- [Task instructions] Every record below should be printed exactly as given.
--- start of Given entries ---
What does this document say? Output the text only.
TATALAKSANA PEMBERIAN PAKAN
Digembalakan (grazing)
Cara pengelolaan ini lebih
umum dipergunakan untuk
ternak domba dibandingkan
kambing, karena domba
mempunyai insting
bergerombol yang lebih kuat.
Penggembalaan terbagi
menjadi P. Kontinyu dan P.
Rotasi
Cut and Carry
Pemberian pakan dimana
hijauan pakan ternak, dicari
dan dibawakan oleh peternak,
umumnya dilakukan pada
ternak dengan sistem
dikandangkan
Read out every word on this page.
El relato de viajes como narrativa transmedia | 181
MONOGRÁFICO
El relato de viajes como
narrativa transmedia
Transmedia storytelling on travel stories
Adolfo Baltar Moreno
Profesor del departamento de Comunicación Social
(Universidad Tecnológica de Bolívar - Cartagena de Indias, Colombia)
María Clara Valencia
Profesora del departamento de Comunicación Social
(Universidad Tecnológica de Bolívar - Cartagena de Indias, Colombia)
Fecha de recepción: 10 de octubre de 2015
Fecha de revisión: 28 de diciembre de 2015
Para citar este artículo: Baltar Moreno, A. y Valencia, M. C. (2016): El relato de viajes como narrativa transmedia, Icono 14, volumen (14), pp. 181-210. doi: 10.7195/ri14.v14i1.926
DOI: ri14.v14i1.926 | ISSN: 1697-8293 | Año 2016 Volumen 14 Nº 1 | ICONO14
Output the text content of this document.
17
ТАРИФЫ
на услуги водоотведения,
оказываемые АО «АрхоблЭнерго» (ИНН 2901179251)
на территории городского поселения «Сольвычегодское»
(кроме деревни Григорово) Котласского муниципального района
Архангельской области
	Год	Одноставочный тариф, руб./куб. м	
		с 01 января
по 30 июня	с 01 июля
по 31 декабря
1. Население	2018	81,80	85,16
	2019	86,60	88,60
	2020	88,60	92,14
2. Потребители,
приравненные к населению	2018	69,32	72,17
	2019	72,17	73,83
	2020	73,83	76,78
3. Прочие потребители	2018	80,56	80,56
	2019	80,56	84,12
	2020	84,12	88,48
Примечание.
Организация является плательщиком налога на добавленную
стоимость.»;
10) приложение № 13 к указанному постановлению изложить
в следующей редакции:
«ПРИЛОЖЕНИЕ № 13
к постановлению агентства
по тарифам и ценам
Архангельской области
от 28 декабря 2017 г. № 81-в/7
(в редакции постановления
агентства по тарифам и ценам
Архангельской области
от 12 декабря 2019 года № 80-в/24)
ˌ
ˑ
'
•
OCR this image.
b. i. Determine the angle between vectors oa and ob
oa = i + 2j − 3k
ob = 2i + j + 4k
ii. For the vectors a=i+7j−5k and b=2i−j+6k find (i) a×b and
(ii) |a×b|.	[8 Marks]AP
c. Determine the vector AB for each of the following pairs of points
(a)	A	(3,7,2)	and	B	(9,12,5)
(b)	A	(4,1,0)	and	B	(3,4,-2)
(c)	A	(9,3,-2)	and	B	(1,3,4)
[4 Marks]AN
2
--- end of Given entries ---
- [Exercise answer]
What does this document say? Output the text only.
TATALAKSANA PEMBERIAN PAKAN
Digembalakan (grazing)
Cara pengelolaan ini lebih
umum dipergunakan untuk
ternak domba dibandingkan
kambing, karena domba
mempunyai insting
bergerombol yang lebih kuat.
Penggembalaan terbagi
menjadi P. Kontinyu dan P.
Rotasi
Cut and Carry
Pemberian pakan dimana
hijauan pakan ternak, dicari
dan dibawakan oleh peternak,
umumnya dilakukan pada
ternak dengan sistem
dikandangkan
Read out every word on this page.
El relato de viajes como narrativa transmedia | 181
MONOGRÁFICO
El relato de viajes como
narrativa transmedia
Transmedia storytelling on travel stories
Adolfo Baltar Moreno
Profesor del departamento de Comunicación Social
(Universidad Tecnológica de Bolívar - Cartagena de Indias, Colombia)
María Clara Valencia
Profesora del departamento de Comunicación Social
(Universidad Tecnológica de Bolívar - Cartagena de Indias, Colombia)
Fecha de recepción: 10 de octubre de 2015
Fecha de revisión: 28 de diciembre de 2015
Para citar este artículo: Baltar Moreno, A. y Valencia, M. C. (2016): El relato de viajes como narrativa transmedia, Icono 14, volumen (14), pp. 181-210. doi: 10.7195/ri14.v14i1.926
DOI: ri14.v14i1.926 | ISSN: 1697-8293 | Año 2016 Volumen 14 Nº 1 | ICONO14
Output the text content of this document.
17
ТАРИФЫ
на услуги водоотведения,
оказываемые АО «АрхоблЭнерго» (ИНН 2901179251)
на территории городского поселения «Сольвычегодское»
(кроме деревни Григорово) Котласского муниципального района
Архангельской области
	Год	Одноставочный тариф, руб./куб. м	
		с 01 января
по 30 июня	с 01 июля
по 31 декабря
1. Население	2018	81,80	85,16
	2019	86,60	88,60
	2020	88,60	92,14
2. Потребители,
приравненные к населению	2018	69,32	72,17
	2019	72,17	73,83
	2020	73,83	76,78
3. Прочие потребители	2018	80,56	80,56
	2019	80,56	84,12
	2020	84,12	88,48
Примечание.
Организация является плательщиком налога на добавленную
стоимость.»;
10) приложение № 13 к указанному постановлению изложить
в следующей редакции:
«ПРИЛОЖЕНИЕ № 13
к постановлению агентства
по тарифам и ценам
Архангельской области
от 28 декабря 2017 г. № 81-в/7
(в редакции постановления
агентства по тарифам и ценам
Архангельской области
от 12 декабря 2019 года № 80-в/24)
ˌ
ˑ
'
•
OCR this image.
b. i. Determine the angle between vectors oa and ob
oa = i + 2j − 3k
ob = 2i + j + 4k
ii. For the vectors a=i+7j−5k and b=2i−j+6k find (i) a×b and
(ii) |a×b|.	[8 Marks]AP
c. Determine the vector AB for each of the following pairs of points
(a)	A	(3,7,2)	and	B	(9,12,5)
(b)	A	(4,1,0)	and	B	(3,4,-2)
(c)	A	(9,3,-2)	and	B	(1,3,4)
[4 Marks]AN
2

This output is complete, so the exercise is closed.